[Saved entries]
········

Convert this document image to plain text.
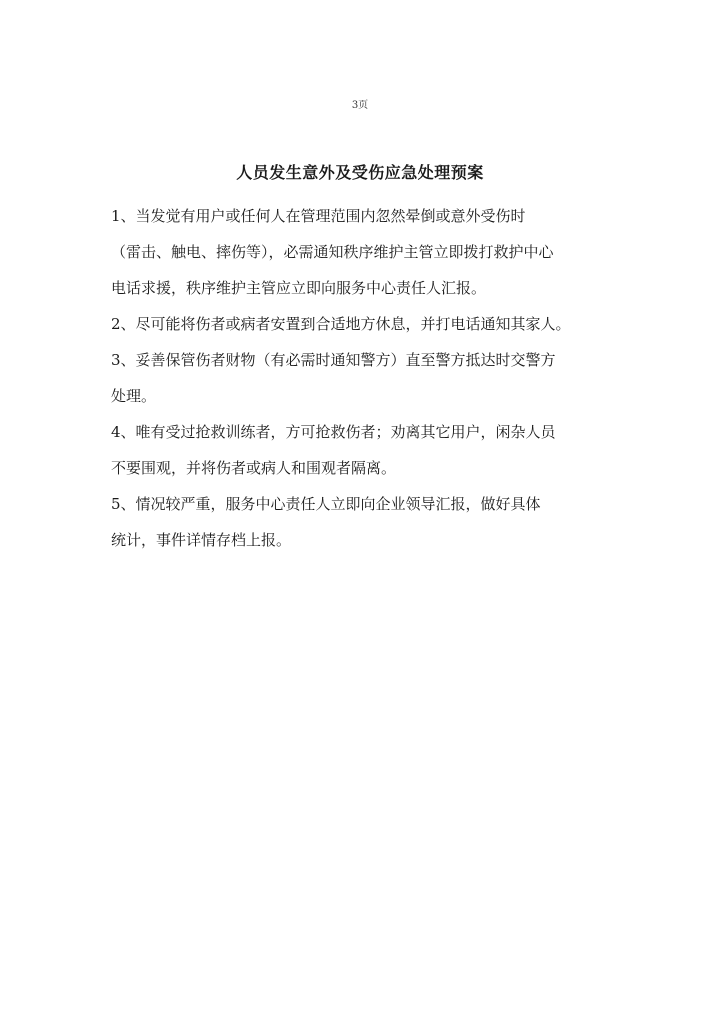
3页
人员发生意外及受伤应急处理预案

1、当发觉有用户或任何人在管理范围内忽然晕倒或意外受伤时

（雷击、触电、摔伤等），必需通知秩序维护主管立即拨打救护中心

电话求援，秩序维护主管应立即向服务中心责任人汇报。

2、尽可能将伤者或病者安置到合适地方休息，并打电话通知其家人。

3、妥善保管伤者财物（有必需时通知警方）直至警方抵达时交警方

处理。

4、唯有受过抢救训练者，方可抢救伤者；劝离其它用户，闲杂人员

不要围观，并将伤者或病人和围观者隔离。

5、情况较严重，服务中心责任人立即向企业领导汇报，做好具体

统计，事件详情存档上报。
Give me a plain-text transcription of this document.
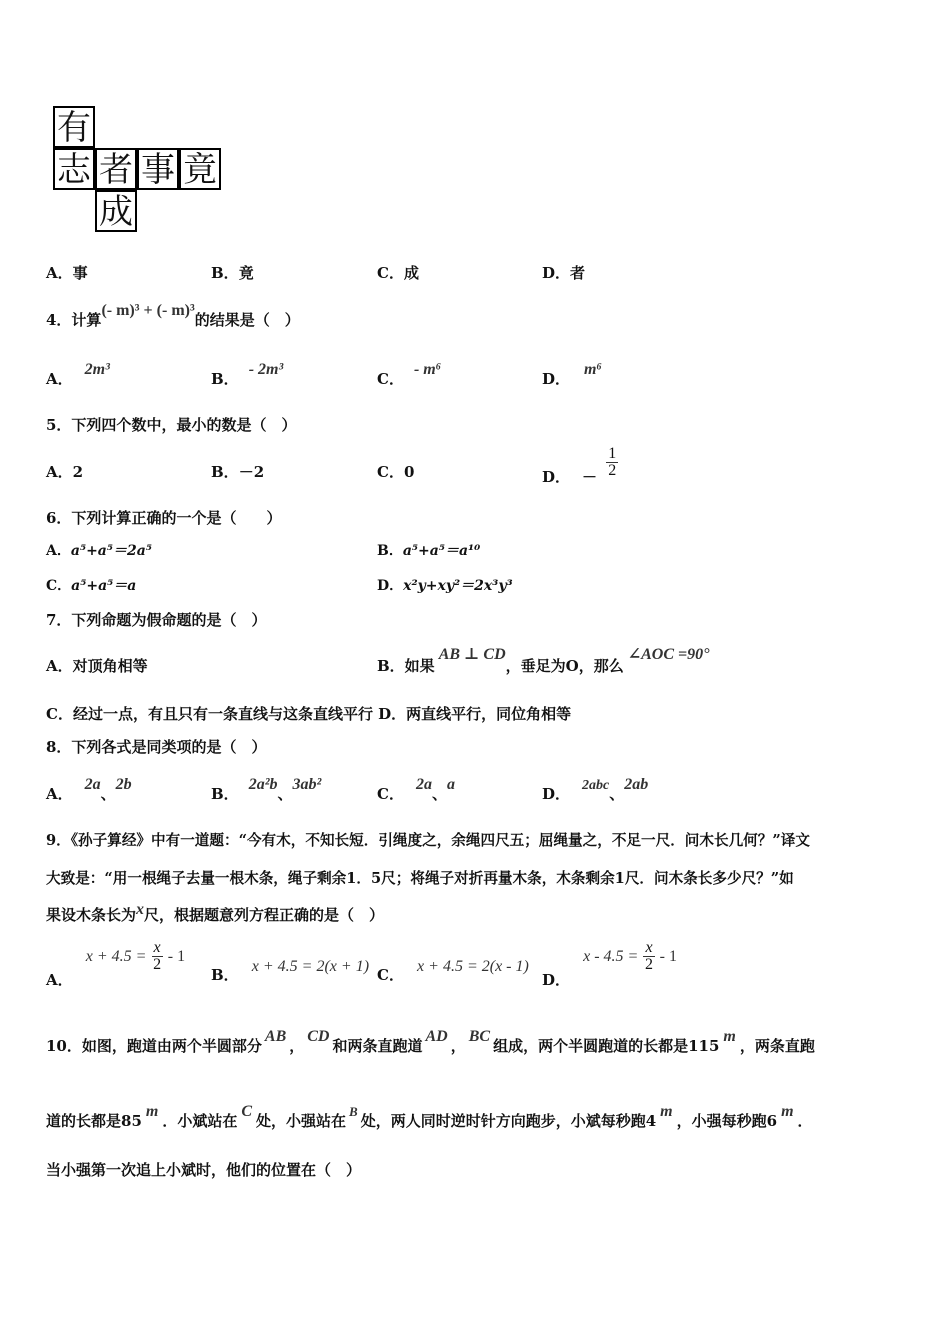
有
志 者 事 竟
成
A．事	B．竟	C．成	D．者
4．计算(- m)³ + (- m)³的结果是（　）
A．2m³
B．- 2m³
C．- m⁶
D．m⁶
5．下列四个数中，最小的数是（　）
A．2	B．－2	C．0	D． － $\frac{1}{2}$
6．下列计算正确的一个是（　　）
A．a⁵+a⁵＝2a⁵	B．a⁵+a⁵＝a¹⁰
C．a⁵+a⁵＝a	D．x²y+xy²＝2x³y³
7．下列命题为假命题的是（　）
A．对顶角相等	B．如果AB ⊥ CD，垂足为O，那么∠AOC =90°
C．经过一点，有且只有一条直线与这条直线平行 D．两直线平行，同位角相等
8．下列各式是同类项的是（　）
A．2a、2b
B．2a²b、3ab²
C．2a、a
D． 2abc、2ab
9．《孙子算经》中有一道题：“今有木，不知长短．引绳度之，余绳四尺五；屈绳量之，不足一尺．问木长几何？”译文
大致是：“用一根绳子去量一根木条，绳子剩余1．5尺；将绳子对折再量木条，木条剩余1尺．问木条长多少尺？”如
果设木条长为x尺，根据题意列方程正确的是（　）
A． $x + 4.5 = \frac{x}{2} - 1$
B． x + 4.5 = 2(x + 1) C． x + 4.5 = 2(x - 1)
D． $x - 4.5 = \frac{x}{2} - 1$
10．如图，跑道由两个半圆部分AB，CD和两条直跑道AD，BC组成，两个半圆跑道的长都是115m，两条直跑
道的长都是85m．小斌站在C处，小强站在B处，两人同时逆时针方向跑步，小斌每秒跑4m，小强每秒跑6m．
当小强第一次追上小斌时，他们的位置在（　）
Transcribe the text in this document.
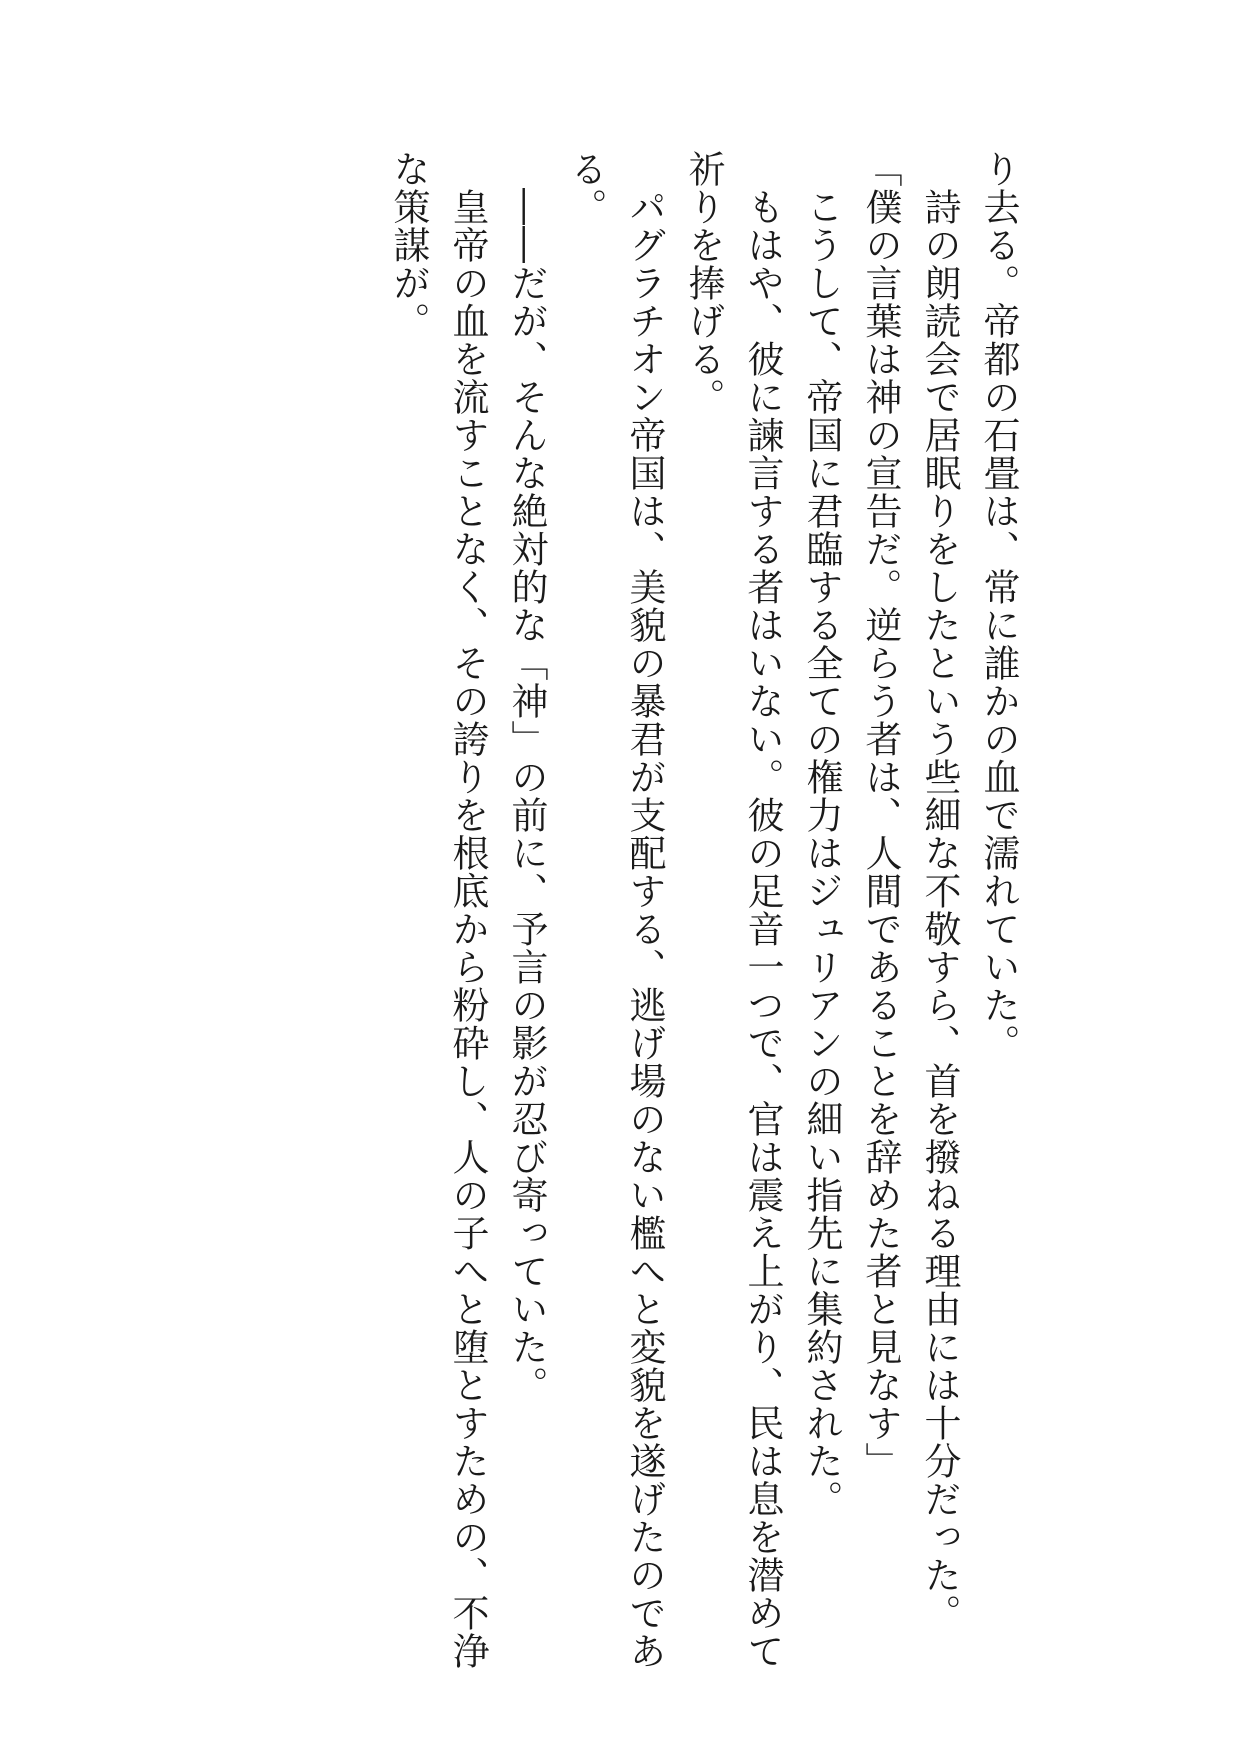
り去る。帝都の石畳は、常に誰かの血で濡れていた。
　詩の朗読会で居眠りをしたという些細な不敬すら、首を撥ねる理由には十分だった。
「僕の言葉は神の宣告だ。逆らう者は、人間であることを辞めた者と見なす」
　こうして、帝国に君臨する全ての権力はジュリアンの細い指先に集約された。
　もはや、彼に諫言する者はいない。彼の足音一つで、官は震え上がり、民は息を潜めて
祈りを捧げる。
　パグラチオン帝国は、美貌の暴君が支配する、逃げ場のない檻へと変貌を遂げたのであ
る。
　――だが、そんな絶対的な「神」の前に、予言の影が忍び寄っていた。
　皇帝の血を流すことなく、その誇りを根底から粉砕し、人の子へと堕とすための、不浄
な策謀が。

········

Written instruction: Print out the lines exactly, skipping any picture.

Task solution:
Convert this document image to plain text.
3页
人员发生意外及受伤应急处理预案

1、当发觉有用户或任何人在管理范围内忽然晕倒或意外受伤时

（雷击、触电、摔伤等），必需通知秩序维护主管立即拨打救护中心

电话求援，秩序维护主管应立即向服务中心责任人汇报。

2、尽可能将伤者或病者安置到合适地方休息，并打电话通知其家人。

3、妥善保管伤者财物（有必需时通知警方）直至警方抵达时交警方

处理。

4、唯有受过抢救训练者，方可抢救伤者；劝离其它用户，闲杂人员

不要围观，并将伤者或病人和围观者隔离。

5、情况较严重，服务中心责任人立即向企业领导汇报，做好具体

统计，事件详情存档上报。
Give me a plain-text transcription of this document.
有
志 者 事 竟
成
A．事	B．竟	C．成	D．者
4．计算(- m)³ + (- m)³的结果是（　）
A．2m³
B．- 2m³
C．- m⁶
D．m⁶
5．下列四个数中，最小的数是（　）
A．2	B．－2	C．0	D． － $\frac{1}{2}$
6．下列计算正确的一个是（　　）
A．a⁵+a⁵＝2a⁵	B．a⁵+a⁵＝a¹⁰
C．a⁵+a⁵＝a	D．x²y+xy²＝2x³y³
7．下列命题为假命题的是（　）
A．对顶角相等	B．如果AB ⊥ CD，垂足为O，那么∠AOC =90°
C．经过一点，有且只有一条直线与这条直线平行 D．两直线平行，同位角相等
8．下列各式是同类项的是（　）
A．2a、2b
B．2a²b、3ab²
C．2a、a
D． 2abc、2ab
9．《孙子算经》中有一道题：“今有木，不知长短．引绳度之，余绳四尺五；屈绳量之，不足一尺．问木长几何？”译文
大致是：“用一根绳子去量一根木条，绳子剩余1．5尺；将绳子对折再量木条，木条剩余1尺．问木条长多少尺？”如
果设木条长为x尺，根据题意列方程正确的是（　）
A． $x + 4.5 = \frac{x}{2} - 1$
B． x + 4.5 = 2(x + 1) C． x + 4.5 = 2(x - 1)
D． $x - 4.5 = \frac{x}{2} - 1$
10．如图，跑道由两个半圆部分AB，CD和两条直跑道AD，BC组成，两个半圆跑道的长都是115m，两条直跑
道的长都是85m．小斌站在C处，小强站在B处，两人同时逆时针方向跑步，小斌每秒跑4m，小强每秒跑6m．
当小强第一次追上小斌时，他们的位置在（　）
Transcribe the text in this document.
り去る。帝都の石畳は、常に誰かの血で濡れていた。
　詩の朗読会で居眠りをしたという些細な不敬すら、首を撥ねる理由には十分だった。
「僕の言葉は神の宣告だ。逆らう者は、人間であることを辞めた者と見なす」
　こうして、帝国に君臨する全ての権力はジュリアンの細い指先に集約された。
　もはや、彼に諫言する者はいない。彼の足音一つで、官は震え上がり、民は息を潜めて
祈りを捧げる。
　パグラチオン帝国は、美貌の暴君が支配する、逃げ場のない檻へと変貌を遂げたのであ
る。
　――だが、そんな絶対的な「神」の前に、予言の影が忍び寄っていた。
　皇帝の血を流すことなく、その誇りを根底から粉砕し、人の子へと堕とすための、不浄
な策謀が。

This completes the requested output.